# WHAT THE TASK REQUIRES
Each line containing the word "minute" must be reported.

# MATERIAL PROVIDED

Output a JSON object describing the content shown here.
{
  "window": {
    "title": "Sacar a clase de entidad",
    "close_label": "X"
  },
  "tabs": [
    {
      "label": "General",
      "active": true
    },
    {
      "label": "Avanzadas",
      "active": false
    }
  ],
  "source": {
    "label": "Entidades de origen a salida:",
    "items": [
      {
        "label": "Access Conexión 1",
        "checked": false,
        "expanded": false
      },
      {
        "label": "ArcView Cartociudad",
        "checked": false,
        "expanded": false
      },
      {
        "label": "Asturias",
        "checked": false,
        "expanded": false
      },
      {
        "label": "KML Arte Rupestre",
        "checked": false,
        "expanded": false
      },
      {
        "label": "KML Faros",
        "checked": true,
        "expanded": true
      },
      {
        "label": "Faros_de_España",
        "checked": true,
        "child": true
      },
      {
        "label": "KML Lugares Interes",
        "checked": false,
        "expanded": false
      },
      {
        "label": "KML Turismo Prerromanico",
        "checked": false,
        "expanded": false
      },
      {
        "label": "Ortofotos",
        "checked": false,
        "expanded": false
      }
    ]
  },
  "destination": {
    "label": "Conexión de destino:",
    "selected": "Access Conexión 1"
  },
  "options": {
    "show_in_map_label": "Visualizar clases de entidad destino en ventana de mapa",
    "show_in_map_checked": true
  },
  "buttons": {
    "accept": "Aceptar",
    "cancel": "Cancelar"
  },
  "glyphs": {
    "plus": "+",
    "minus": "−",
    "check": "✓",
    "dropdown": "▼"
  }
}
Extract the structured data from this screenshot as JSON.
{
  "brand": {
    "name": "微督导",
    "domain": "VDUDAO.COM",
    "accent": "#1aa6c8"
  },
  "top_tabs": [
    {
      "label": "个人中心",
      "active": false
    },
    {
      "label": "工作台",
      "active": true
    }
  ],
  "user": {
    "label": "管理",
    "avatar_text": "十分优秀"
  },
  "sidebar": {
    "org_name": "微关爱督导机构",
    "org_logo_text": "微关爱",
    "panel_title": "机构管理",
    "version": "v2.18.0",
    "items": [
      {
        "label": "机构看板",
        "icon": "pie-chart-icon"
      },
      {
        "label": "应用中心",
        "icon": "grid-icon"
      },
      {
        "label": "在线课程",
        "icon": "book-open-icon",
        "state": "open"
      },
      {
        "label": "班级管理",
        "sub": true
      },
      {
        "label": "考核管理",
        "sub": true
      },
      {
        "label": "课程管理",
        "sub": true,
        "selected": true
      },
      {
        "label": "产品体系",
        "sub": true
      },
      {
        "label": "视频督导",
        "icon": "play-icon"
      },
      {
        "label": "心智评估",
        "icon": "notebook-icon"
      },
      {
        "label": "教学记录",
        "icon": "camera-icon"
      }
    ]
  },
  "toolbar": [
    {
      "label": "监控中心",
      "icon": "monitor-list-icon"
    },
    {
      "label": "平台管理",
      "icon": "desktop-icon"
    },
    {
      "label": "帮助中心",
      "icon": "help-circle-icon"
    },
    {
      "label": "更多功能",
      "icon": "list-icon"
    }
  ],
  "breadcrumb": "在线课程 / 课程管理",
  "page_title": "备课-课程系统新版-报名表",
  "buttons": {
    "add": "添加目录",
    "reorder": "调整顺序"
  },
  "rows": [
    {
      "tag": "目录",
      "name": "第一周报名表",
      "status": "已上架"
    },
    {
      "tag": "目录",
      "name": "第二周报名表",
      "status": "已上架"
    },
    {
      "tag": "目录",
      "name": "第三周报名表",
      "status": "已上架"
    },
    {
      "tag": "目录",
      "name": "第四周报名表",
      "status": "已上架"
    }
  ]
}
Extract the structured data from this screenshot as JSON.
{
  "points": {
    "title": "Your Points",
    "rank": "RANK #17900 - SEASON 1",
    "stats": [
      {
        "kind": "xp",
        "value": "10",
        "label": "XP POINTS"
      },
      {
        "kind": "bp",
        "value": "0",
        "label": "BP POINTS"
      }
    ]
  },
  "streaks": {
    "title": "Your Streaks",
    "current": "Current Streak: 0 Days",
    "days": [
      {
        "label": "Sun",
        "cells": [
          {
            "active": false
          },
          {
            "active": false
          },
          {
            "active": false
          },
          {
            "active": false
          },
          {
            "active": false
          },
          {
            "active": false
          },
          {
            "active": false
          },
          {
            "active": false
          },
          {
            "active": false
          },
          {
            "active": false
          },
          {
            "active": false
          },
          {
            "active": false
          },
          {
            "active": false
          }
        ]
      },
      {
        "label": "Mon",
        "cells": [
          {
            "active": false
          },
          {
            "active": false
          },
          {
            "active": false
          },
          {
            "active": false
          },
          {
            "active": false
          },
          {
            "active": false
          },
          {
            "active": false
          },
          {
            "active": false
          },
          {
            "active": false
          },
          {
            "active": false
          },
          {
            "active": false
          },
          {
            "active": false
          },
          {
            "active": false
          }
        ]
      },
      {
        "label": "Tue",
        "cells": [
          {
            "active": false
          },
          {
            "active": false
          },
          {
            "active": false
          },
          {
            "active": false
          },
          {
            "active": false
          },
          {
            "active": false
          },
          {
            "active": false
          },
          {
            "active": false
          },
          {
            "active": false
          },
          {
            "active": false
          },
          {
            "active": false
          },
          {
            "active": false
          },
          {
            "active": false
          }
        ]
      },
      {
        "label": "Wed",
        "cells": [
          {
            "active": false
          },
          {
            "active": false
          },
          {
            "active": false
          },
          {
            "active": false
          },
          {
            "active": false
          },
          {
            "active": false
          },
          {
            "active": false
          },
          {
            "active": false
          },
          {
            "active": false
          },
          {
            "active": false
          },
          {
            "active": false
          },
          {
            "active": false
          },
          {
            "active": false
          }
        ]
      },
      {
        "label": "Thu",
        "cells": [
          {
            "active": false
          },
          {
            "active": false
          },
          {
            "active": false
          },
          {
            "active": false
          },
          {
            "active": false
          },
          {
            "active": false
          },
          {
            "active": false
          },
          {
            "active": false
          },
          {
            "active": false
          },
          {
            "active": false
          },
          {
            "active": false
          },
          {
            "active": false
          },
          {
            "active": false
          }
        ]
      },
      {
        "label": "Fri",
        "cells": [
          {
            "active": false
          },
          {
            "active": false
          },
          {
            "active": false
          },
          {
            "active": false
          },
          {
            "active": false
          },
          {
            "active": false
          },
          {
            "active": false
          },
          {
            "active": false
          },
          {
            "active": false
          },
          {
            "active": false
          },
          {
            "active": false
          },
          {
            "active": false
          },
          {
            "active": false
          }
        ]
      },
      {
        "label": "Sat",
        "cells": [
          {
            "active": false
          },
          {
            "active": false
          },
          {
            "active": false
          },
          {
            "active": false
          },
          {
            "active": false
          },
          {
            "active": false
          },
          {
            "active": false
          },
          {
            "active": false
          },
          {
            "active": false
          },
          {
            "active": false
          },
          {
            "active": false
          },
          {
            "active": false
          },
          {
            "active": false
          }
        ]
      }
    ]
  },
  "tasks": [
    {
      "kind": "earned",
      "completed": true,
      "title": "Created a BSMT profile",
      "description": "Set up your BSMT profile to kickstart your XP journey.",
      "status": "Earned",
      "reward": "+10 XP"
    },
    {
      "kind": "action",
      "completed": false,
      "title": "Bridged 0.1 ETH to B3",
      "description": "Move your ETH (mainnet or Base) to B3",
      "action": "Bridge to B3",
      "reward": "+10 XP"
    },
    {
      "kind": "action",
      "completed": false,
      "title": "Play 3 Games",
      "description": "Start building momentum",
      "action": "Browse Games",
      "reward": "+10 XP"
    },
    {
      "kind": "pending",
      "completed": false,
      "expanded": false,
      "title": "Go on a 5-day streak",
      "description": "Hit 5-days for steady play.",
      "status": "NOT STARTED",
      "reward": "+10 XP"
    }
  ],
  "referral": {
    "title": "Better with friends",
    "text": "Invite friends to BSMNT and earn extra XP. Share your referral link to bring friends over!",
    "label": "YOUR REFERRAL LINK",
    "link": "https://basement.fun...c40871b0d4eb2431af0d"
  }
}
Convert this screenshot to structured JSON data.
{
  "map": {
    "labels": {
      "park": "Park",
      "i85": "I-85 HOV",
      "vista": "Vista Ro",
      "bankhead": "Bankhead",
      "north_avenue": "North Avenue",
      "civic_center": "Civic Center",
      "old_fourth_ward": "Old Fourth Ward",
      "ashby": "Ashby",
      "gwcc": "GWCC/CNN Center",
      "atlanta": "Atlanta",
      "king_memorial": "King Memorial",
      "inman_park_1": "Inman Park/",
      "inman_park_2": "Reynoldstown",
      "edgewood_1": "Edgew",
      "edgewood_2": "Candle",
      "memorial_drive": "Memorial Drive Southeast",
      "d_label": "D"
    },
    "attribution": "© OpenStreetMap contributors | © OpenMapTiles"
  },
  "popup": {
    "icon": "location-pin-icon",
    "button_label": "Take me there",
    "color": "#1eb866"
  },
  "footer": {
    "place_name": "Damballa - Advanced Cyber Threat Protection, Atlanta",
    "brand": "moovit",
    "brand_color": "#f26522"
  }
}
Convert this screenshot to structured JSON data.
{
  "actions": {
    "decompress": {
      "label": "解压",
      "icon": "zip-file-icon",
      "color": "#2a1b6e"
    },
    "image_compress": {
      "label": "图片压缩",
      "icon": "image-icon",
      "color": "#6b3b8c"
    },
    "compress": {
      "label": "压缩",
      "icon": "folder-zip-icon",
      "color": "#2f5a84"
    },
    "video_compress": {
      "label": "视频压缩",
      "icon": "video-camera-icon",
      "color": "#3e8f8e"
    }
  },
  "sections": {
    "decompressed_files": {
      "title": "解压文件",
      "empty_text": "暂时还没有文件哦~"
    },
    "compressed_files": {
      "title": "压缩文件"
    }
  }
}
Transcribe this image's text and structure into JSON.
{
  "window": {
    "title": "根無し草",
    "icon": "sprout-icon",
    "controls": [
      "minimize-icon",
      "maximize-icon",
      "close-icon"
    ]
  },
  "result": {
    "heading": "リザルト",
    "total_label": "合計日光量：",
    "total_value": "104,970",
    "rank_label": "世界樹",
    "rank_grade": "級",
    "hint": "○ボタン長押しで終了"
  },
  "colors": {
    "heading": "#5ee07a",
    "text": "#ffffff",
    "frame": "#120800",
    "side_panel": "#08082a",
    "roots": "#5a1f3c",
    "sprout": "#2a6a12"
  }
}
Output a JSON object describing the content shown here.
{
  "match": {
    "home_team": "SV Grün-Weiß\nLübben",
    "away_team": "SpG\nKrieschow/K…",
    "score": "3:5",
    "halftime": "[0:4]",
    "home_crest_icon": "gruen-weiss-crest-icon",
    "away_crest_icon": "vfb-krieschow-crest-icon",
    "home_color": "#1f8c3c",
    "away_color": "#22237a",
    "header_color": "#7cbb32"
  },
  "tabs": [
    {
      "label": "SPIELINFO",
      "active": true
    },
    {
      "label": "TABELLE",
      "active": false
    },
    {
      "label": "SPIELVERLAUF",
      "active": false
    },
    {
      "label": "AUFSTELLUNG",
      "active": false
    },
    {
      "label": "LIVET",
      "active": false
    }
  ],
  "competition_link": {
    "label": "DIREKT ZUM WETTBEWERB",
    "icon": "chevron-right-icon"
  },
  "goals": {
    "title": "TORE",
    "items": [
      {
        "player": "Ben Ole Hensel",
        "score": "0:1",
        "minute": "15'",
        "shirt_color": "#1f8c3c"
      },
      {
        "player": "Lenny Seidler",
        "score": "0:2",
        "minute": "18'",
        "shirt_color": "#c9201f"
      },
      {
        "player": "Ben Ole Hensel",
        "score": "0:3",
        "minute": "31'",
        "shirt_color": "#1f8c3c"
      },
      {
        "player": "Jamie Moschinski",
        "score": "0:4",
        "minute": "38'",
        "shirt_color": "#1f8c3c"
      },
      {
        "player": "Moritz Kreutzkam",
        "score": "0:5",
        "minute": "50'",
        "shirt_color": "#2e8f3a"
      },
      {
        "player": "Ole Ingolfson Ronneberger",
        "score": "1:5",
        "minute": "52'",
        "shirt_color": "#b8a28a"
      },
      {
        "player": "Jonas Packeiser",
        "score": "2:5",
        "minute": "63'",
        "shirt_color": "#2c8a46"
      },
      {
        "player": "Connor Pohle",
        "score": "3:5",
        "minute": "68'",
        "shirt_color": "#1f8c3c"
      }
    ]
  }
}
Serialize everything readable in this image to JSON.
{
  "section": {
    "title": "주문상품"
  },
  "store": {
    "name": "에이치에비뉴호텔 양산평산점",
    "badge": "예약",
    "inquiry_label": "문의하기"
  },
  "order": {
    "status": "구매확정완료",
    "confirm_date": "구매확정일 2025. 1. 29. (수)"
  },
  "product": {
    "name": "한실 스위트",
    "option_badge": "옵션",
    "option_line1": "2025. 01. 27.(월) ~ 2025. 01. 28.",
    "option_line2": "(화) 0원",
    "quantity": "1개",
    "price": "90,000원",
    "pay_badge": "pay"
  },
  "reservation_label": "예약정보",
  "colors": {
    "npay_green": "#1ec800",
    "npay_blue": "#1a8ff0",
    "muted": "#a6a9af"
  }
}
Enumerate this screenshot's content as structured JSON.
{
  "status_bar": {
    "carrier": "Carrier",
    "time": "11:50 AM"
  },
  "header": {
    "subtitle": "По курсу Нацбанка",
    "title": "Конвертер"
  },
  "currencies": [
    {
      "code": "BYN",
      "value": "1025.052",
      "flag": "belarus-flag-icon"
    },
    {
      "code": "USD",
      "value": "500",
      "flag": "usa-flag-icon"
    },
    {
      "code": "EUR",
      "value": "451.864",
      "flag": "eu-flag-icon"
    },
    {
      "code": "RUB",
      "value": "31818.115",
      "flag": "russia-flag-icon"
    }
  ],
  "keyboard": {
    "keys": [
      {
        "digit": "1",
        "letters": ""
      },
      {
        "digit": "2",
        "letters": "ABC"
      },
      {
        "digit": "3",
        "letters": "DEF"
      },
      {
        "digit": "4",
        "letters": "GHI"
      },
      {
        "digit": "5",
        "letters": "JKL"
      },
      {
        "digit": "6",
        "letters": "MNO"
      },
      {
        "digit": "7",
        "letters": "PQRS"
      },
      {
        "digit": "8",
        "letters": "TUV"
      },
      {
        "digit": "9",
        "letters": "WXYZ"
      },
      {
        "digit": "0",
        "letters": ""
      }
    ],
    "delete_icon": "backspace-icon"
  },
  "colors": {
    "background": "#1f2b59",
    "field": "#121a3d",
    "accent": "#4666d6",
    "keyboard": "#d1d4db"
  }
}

# ANSWER TO THIS TASK
        "minute": "15'",
        "minute": "18'",
        "minute": "31'",
        "minute": "38'",
        "minute": "50'",
        "minute": "52'",
        "minute": "63'",
        "minute": "68'",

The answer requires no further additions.